Short exercise: Find the lines that contain the word "similar" and copy each one.

Records about charts and figures
----------
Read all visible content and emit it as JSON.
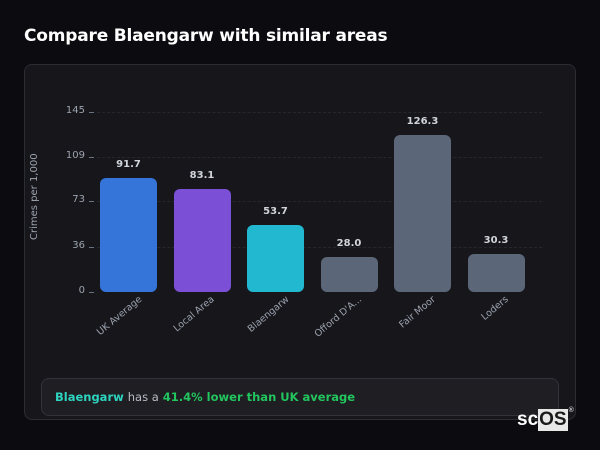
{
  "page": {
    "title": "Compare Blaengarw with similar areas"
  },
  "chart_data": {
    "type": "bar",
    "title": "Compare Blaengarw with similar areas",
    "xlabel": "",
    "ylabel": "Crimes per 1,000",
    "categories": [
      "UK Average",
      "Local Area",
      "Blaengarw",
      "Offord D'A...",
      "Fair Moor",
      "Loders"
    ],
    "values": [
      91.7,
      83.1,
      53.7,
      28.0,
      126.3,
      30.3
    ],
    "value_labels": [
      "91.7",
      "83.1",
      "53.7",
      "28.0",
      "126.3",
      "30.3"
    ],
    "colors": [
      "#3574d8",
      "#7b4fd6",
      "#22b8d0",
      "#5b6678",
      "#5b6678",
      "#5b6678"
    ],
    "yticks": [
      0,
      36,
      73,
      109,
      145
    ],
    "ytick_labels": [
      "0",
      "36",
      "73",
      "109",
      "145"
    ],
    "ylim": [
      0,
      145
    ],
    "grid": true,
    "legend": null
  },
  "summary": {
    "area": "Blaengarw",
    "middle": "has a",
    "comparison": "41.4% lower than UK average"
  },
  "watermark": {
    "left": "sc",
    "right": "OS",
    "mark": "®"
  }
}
----------
Task result:
    "title": "Compare Blaengarw with similar areas"
    "title": "Compare Blaengarw with similar areas",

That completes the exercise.